[start DATA]
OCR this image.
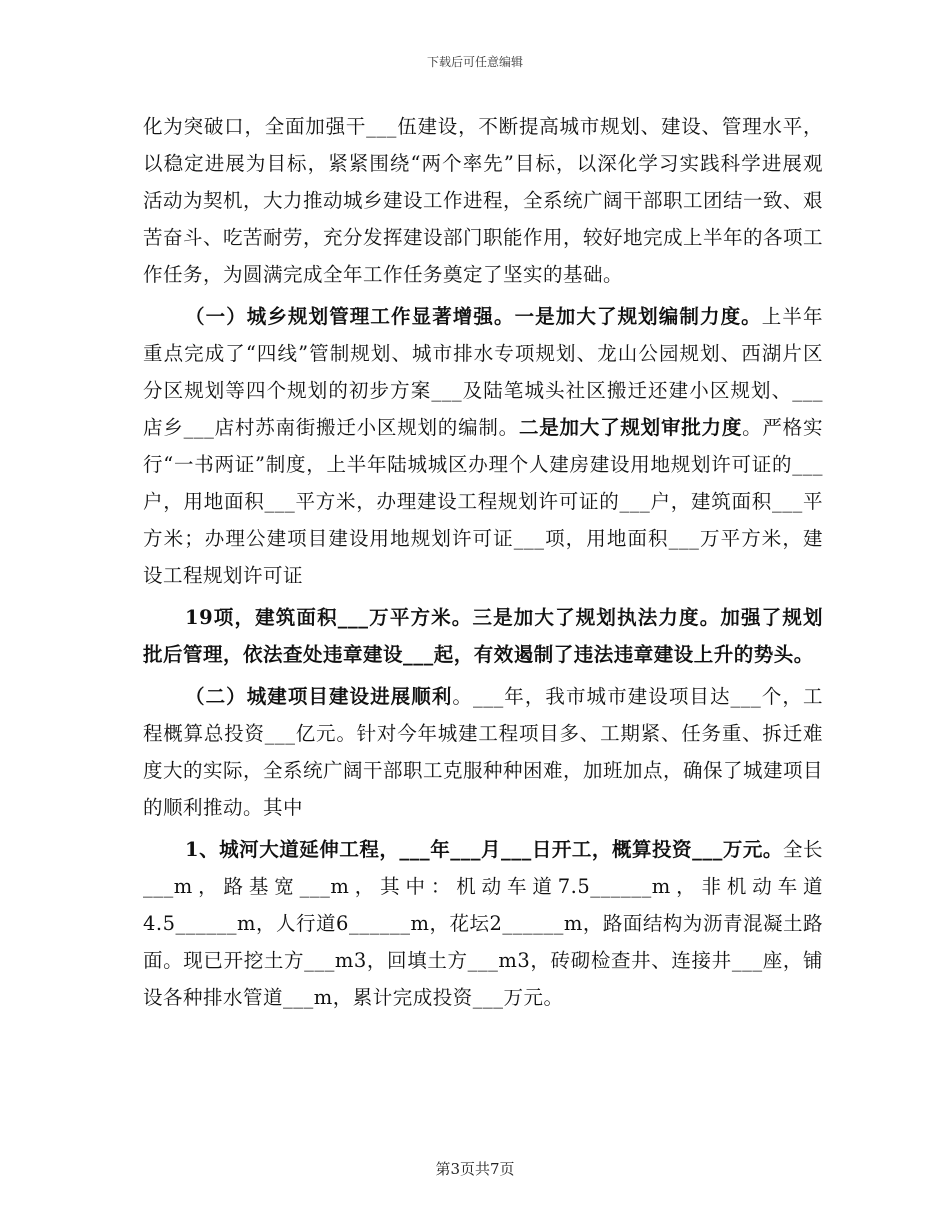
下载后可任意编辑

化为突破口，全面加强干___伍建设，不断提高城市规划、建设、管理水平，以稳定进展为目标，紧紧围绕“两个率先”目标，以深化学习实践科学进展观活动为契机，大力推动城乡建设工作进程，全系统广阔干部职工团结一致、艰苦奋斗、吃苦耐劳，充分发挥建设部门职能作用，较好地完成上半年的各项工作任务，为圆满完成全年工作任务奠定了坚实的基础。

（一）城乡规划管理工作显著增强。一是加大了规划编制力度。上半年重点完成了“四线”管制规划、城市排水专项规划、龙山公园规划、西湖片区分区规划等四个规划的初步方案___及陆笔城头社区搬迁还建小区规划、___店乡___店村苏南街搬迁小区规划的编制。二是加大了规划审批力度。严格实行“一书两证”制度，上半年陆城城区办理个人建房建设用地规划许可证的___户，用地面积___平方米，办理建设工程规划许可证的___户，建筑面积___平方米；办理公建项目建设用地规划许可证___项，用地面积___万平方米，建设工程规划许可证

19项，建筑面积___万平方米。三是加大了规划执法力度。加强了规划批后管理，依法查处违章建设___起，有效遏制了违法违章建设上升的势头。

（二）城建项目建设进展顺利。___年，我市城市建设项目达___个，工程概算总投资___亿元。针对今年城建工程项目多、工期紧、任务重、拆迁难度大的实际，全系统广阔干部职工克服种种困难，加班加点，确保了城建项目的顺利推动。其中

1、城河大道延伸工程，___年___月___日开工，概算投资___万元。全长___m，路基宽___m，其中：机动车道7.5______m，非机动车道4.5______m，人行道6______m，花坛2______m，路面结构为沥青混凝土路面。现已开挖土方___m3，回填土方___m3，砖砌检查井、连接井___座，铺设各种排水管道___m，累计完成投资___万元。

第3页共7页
[end DATA]
[start DATA]
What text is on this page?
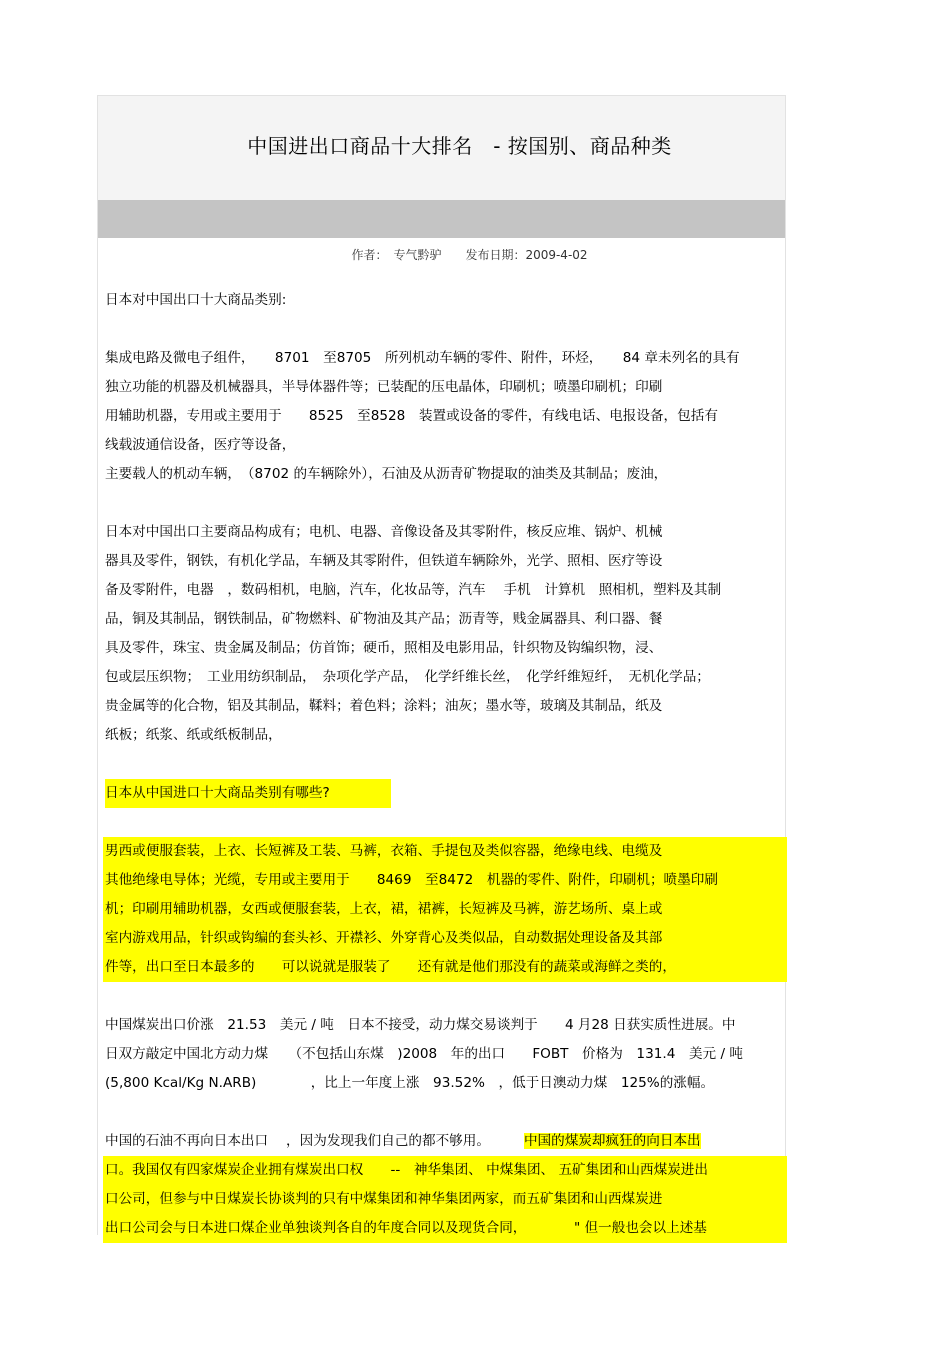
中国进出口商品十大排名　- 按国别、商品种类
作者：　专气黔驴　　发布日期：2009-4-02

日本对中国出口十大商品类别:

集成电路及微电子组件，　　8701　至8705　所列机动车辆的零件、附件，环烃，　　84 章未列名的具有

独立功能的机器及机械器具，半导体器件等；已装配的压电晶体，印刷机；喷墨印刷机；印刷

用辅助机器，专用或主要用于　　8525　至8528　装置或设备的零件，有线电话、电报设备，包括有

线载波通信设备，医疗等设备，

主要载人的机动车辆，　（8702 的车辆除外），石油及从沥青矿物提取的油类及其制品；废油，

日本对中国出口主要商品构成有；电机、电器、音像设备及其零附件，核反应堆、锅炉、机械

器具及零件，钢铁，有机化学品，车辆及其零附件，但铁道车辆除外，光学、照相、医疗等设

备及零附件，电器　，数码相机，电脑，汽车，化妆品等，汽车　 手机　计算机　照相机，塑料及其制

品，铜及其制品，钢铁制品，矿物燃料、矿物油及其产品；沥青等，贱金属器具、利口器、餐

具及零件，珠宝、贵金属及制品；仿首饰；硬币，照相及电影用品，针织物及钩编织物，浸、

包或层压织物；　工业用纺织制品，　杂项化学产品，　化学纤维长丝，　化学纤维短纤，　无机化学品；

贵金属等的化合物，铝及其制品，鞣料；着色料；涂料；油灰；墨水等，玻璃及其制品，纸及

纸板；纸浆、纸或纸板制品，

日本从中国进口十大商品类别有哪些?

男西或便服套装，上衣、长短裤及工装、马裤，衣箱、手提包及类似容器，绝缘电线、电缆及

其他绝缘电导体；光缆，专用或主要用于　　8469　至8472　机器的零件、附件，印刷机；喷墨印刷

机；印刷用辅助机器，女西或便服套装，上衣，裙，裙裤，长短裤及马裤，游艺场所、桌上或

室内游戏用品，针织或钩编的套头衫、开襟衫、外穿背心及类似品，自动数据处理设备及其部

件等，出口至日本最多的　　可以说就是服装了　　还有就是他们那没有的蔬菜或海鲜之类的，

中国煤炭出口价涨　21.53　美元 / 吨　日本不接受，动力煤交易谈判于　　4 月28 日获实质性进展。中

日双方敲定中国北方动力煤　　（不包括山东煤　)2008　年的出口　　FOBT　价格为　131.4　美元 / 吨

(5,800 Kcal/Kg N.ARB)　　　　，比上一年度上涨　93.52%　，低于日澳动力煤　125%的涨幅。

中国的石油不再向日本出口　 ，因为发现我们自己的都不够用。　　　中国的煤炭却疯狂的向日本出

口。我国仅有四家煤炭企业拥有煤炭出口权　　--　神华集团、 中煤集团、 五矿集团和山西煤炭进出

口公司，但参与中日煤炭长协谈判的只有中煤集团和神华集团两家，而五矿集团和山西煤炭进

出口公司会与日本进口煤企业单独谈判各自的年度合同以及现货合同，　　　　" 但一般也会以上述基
[end DATA]
[start DATA]
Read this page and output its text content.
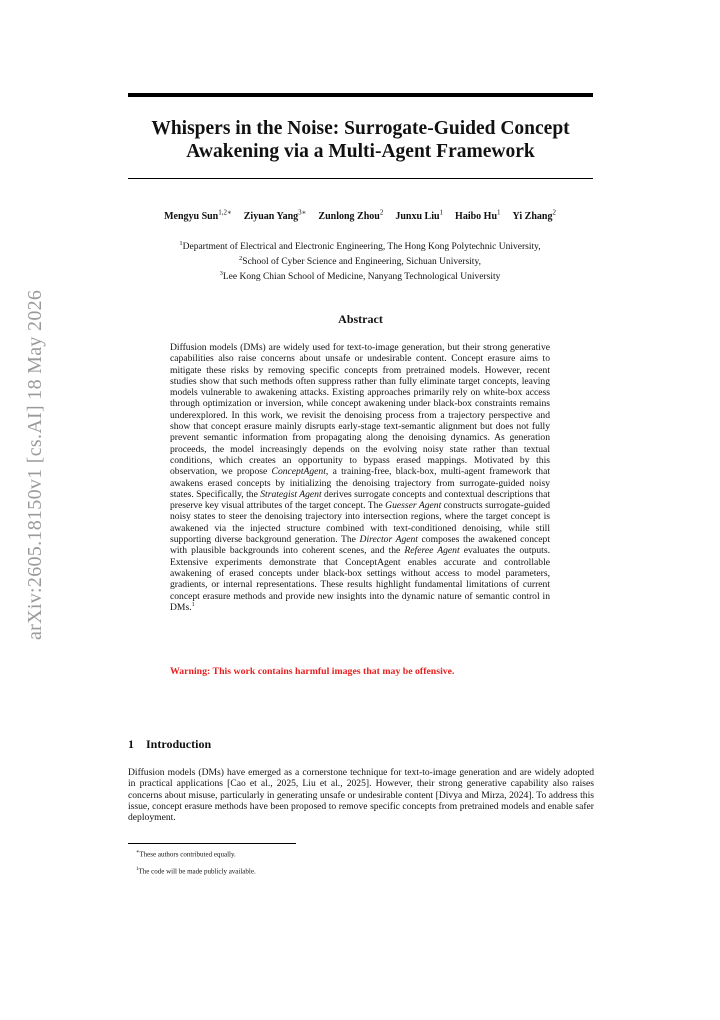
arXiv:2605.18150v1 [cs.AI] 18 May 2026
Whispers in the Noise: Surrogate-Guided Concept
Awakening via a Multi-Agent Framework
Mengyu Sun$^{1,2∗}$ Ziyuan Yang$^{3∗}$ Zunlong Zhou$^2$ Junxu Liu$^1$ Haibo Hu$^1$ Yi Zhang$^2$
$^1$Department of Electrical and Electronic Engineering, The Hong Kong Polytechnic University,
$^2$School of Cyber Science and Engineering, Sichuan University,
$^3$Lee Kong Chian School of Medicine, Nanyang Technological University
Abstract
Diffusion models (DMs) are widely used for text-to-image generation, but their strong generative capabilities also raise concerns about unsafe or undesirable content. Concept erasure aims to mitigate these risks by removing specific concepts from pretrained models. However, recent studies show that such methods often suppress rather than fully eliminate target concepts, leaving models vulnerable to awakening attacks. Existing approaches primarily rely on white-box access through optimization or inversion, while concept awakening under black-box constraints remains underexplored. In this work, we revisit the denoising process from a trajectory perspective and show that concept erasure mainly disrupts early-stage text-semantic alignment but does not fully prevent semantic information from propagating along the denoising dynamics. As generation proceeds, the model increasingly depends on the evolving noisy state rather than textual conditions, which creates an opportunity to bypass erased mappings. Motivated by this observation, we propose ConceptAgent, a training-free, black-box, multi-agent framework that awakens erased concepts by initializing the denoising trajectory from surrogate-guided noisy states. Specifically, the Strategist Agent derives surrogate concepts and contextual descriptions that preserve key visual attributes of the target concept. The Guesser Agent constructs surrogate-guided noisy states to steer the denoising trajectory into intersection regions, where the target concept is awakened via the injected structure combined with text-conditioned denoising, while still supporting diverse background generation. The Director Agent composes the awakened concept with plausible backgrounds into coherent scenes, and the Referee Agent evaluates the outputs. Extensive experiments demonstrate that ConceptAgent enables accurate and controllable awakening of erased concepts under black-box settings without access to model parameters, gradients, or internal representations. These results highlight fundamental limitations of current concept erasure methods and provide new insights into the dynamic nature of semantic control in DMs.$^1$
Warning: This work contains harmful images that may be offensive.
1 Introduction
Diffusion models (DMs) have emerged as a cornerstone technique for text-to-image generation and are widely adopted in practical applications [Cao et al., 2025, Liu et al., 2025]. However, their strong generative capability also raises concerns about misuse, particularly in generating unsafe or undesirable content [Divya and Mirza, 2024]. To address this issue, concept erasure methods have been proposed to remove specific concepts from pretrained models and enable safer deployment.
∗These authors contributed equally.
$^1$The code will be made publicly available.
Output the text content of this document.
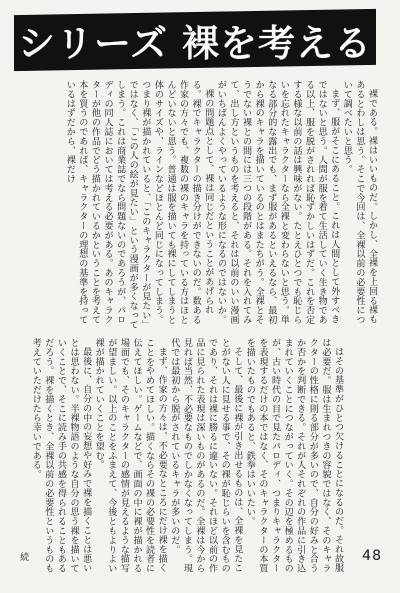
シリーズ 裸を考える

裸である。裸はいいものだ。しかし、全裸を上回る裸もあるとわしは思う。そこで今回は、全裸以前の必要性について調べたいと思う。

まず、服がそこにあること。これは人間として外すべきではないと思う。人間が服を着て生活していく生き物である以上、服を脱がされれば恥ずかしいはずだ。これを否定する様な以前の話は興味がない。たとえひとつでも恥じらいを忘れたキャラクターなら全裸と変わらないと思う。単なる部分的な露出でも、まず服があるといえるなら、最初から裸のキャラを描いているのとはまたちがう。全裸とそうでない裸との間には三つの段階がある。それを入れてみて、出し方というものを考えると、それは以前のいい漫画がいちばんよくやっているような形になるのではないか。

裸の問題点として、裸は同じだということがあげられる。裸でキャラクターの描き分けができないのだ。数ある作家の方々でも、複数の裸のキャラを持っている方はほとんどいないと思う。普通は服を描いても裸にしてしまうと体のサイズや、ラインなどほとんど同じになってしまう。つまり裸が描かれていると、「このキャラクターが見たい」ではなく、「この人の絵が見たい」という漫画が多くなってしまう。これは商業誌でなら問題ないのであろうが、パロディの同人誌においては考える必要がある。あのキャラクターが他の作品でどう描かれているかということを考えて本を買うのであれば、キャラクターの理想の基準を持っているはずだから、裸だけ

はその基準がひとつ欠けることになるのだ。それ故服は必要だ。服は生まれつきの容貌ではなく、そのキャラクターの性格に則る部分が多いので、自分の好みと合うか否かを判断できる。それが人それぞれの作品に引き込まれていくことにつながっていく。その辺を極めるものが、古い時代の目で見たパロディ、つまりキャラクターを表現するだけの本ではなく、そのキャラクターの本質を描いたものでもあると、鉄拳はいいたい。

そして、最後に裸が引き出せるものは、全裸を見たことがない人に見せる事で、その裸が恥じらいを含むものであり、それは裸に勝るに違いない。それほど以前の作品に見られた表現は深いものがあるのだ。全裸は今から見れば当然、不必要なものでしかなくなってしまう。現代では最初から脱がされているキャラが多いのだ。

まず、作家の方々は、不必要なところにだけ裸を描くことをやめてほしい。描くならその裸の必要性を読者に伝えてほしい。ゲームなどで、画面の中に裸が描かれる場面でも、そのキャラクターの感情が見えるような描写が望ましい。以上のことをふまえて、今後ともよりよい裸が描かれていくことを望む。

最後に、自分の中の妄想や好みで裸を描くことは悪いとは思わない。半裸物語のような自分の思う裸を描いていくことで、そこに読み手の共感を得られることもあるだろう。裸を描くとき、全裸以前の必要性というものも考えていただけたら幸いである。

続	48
[end DATA]
• [STATED TASK]:
Search the data above for the word "Engineering", then gather each line in which it appears.

• [FINISHED ANSWER]:
$^1$Department of Electrical and Electronic Engineering, The Hong Kong Polytechnic University,
$^2$School of Cyber Science and Engineering, Sichuan University,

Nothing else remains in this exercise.